• Task statement:
What lines of the data hold the string "electrons"? Pull each one out.

• Data entries:

BEGIN

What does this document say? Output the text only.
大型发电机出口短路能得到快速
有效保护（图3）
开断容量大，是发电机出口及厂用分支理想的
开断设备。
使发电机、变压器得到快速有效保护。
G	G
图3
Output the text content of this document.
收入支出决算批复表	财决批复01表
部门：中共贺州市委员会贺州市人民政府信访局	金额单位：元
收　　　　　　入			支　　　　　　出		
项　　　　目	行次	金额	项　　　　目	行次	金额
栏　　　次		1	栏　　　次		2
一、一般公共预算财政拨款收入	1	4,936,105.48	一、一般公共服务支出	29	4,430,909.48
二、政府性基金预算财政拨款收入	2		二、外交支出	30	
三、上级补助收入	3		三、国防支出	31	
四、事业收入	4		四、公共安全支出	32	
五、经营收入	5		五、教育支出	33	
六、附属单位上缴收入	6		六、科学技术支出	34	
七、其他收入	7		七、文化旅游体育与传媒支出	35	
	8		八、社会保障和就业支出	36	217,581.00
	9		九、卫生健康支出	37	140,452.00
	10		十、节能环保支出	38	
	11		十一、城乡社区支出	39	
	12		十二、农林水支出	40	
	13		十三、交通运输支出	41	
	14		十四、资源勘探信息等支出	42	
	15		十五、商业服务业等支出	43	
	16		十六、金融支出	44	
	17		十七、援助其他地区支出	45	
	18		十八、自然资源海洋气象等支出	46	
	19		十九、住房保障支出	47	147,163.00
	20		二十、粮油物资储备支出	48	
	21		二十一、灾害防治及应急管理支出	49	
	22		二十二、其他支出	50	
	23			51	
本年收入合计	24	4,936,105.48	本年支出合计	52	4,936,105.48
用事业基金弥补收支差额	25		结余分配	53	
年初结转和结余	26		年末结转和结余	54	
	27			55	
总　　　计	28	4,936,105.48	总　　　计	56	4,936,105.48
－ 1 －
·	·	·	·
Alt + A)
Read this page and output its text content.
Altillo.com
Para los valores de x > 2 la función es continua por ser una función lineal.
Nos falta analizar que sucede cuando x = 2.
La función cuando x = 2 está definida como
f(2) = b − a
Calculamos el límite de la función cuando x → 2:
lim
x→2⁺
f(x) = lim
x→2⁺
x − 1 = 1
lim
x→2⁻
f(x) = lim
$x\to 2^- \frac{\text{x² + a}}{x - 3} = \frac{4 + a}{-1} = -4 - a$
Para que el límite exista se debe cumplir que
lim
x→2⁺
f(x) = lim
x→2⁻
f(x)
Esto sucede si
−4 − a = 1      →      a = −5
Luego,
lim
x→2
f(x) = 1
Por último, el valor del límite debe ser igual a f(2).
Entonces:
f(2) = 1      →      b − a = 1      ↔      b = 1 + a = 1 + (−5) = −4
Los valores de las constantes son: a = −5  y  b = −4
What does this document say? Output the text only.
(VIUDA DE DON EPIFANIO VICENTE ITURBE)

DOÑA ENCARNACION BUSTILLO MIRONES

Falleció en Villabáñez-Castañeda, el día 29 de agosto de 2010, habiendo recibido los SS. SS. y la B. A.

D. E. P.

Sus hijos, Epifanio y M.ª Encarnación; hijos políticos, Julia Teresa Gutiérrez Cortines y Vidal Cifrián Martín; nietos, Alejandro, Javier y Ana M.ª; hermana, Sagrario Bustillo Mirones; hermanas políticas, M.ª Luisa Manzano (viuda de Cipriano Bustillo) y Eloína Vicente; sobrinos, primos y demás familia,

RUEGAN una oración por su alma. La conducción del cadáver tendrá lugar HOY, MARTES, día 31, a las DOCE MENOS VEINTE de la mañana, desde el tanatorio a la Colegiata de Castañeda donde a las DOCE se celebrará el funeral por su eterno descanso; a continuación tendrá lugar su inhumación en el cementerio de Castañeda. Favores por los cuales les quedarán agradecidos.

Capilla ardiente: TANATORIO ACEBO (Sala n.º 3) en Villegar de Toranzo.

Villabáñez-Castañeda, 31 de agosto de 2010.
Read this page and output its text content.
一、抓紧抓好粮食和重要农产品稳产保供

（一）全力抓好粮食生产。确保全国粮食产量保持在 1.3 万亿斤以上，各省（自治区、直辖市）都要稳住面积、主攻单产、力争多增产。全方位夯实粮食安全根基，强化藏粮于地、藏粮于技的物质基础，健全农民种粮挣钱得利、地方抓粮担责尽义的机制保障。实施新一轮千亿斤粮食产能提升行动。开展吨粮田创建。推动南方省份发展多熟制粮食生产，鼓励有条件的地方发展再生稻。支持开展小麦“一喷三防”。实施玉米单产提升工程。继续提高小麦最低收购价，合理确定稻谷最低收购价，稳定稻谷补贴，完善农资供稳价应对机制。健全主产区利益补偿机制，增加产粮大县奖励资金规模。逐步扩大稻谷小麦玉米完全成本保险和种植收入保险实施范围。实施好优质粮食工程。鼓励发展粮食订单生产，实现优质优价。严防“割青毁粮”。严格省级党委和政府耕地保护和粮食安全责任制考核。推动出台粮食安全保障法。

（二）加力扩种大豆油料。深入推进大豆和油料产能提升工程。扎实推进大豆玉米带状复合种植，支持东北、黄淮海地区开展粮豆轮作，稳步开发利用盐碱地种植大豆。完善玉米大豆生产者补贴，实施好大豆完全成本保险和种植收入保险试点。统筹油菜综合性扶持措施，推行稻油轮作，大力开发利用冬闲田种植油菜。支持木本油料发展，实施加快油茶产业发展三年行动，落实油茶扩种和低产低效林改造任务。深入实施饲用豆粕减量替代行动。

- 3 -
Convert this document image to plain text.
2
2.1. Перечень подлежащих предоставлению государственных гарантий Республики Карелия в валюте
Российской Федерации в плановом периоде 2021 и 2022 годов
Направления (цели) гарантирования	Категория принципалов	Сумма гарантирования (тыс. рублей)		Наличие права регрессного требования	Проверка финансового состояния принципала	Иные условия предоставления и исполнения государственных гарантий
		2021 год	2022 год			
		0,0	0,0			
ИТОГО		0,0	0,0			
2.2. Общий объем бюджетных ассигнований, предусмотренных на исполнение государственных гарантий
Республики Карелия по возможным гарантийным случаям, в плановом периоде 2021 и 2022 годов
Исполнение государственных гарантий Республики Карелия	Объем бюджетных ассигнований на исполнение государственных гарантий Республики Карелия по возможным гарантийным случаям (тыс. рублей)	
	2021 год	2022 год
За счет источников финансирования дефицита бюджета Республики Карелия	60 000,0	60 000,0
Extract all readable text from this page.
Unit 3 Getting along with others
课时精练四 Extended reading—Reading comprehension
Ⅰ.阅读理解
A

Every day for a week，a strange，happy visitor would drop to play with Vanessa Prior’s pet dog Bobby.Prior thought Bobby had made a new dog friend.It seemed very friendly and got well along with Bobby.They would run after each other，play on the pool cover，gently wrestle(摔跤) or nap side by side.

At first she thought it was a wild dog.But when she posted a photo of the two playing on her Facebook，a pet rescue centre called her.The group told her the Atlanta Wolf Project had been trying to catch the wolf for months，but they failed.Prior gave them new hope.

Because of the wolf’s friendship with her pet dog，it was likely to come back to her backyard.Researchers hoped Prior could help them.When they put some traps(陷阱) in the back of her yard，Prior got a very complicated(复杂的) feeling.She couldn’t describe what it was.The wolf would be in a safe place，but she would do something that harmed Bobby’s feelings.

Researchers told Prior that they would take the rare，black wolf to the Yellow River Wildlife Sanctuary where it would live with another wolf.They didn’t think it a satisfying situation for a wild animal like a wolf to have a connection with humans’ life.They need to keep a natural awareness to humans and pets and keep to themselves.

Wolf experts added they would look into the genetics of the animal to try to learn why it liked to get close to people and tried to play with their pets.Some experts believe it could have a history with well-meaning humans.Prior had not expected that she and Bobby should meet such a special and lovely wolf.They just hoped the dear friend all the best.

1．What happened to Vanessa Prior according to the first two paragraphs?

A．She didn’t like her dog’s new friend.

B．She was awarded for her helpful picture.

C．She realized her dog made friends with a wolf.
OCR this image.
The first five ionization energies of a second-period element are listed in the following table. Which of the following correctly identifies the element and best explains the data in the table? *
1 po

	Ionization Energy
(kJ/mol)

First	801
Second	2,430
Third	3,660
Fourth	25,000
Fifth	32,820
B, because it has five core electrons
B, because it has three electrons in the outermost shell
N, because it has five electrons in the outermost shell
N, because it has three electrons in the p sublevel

END

• Completed task:
B, because it has five core electrons
B, because it has three electrons in the outermost shell
N, because it has five electrons in the outermost shell
N, because it has three electrons in the p sublevel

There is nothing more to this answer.